• _What to do_: Check every line of the data below for the string "label", and copy the ones that hold it.

Data tied to figure images:
_____

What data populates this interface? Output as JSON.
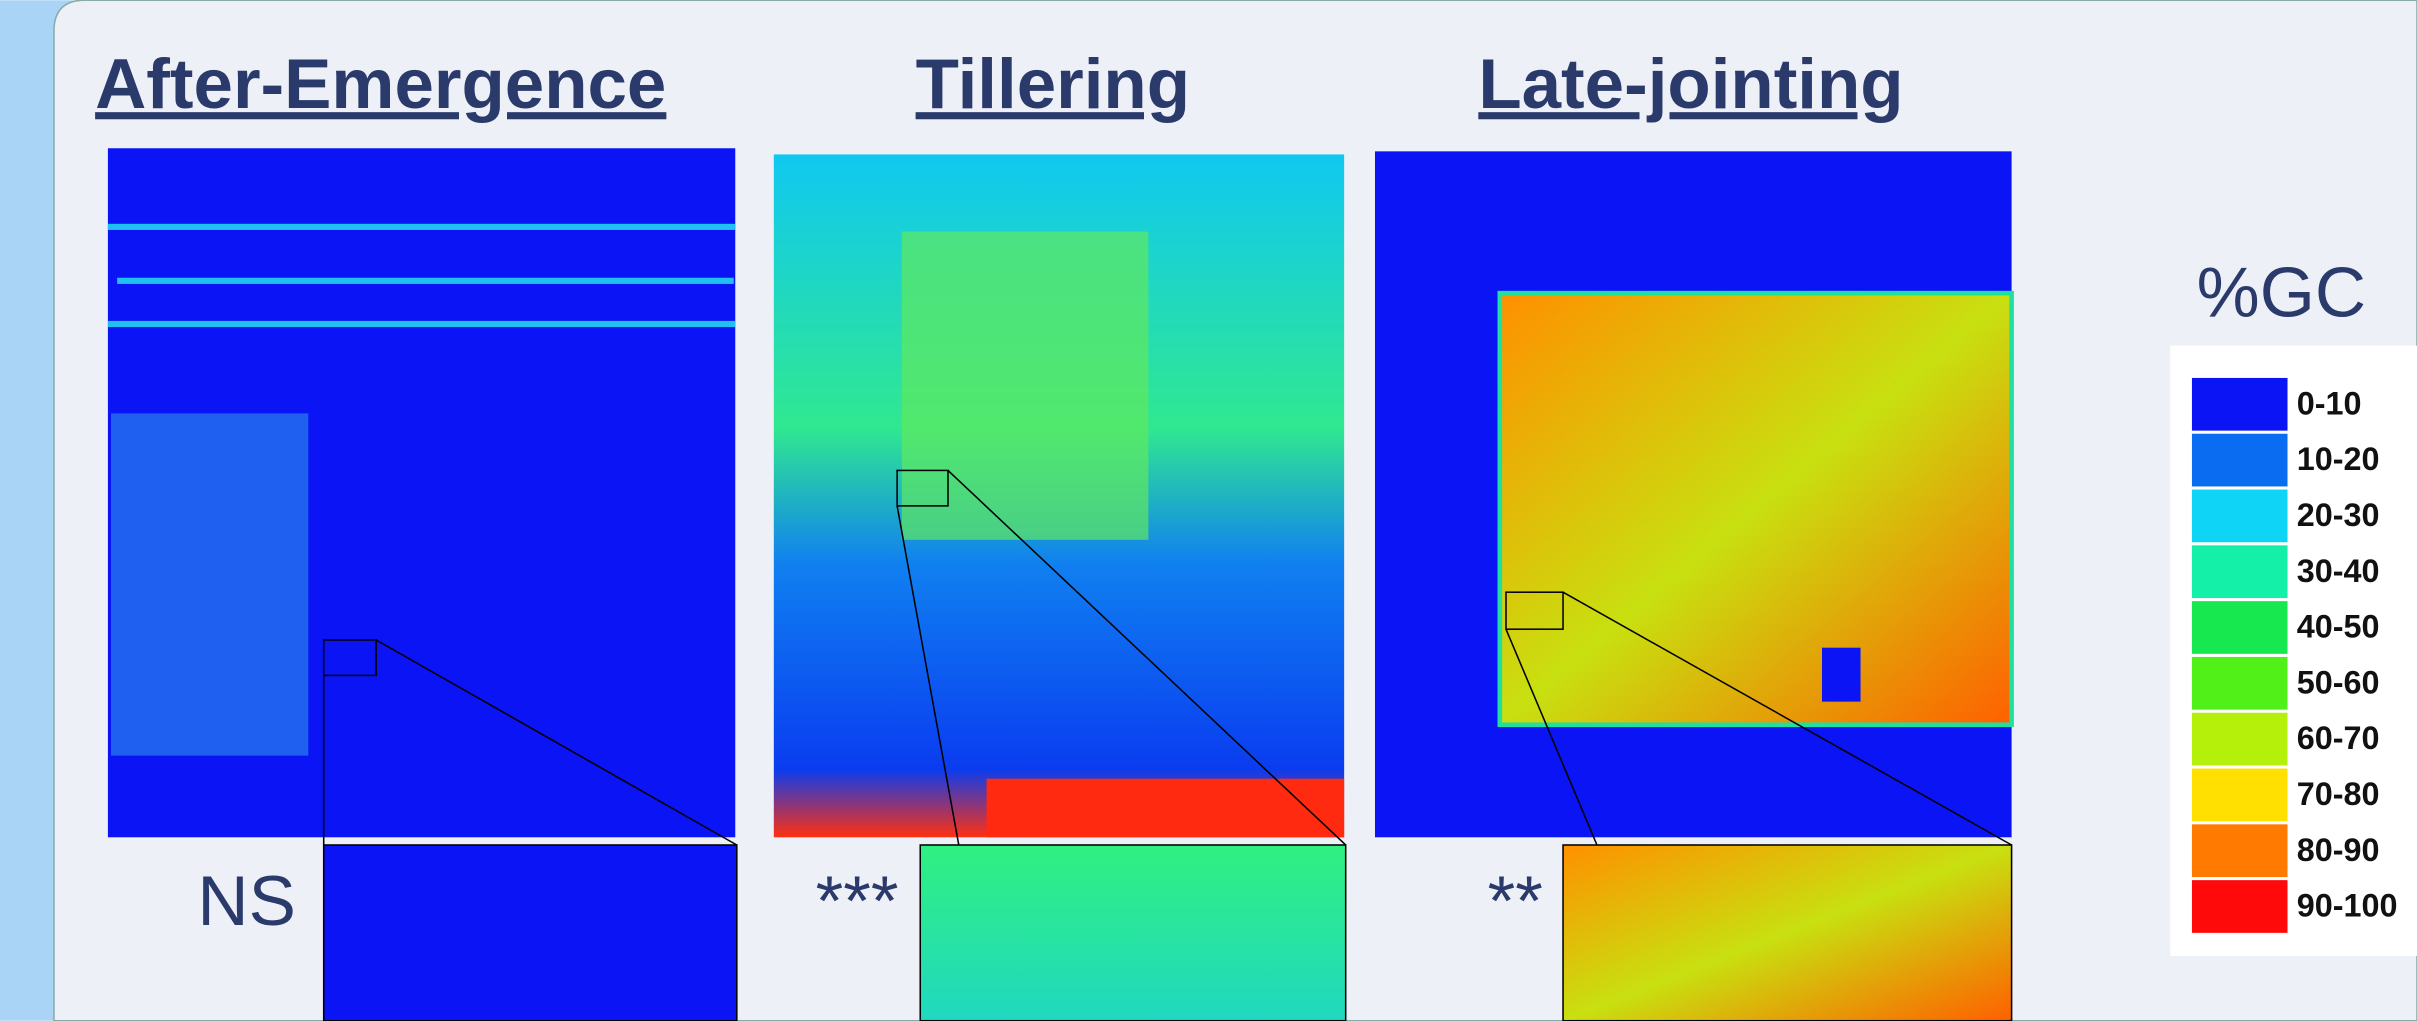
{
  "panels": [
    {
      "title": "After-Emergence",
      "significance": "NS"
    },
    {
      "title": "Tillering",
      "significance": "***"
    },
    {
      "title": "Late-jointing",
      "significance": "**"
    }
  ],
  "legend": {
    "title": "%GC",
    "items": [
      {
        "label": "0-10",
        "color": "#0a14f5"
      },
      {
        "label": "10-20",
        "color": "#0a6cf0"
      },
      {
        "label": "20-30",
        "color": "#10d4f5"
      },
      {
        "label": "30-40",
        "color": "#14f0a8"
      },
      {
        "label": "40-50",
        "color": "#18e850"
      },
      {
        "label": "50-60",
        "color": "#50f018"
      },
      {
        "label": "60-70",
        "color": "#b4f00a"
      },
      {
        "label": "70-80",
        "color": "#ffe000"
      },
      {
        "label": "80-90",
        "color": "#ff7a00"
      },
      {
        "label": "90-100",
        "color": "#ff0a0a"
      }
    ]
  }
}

_____

• _Result_:
        "label": "0-10",
        "label": "10-20",
        "label": "20-30",
        "label": "30-40",
        "label": "40-50",
        "label": "50-60",
        "label": "60-70",
        "label": "70-80",
        "label": "80-90",
        "label": "90-100",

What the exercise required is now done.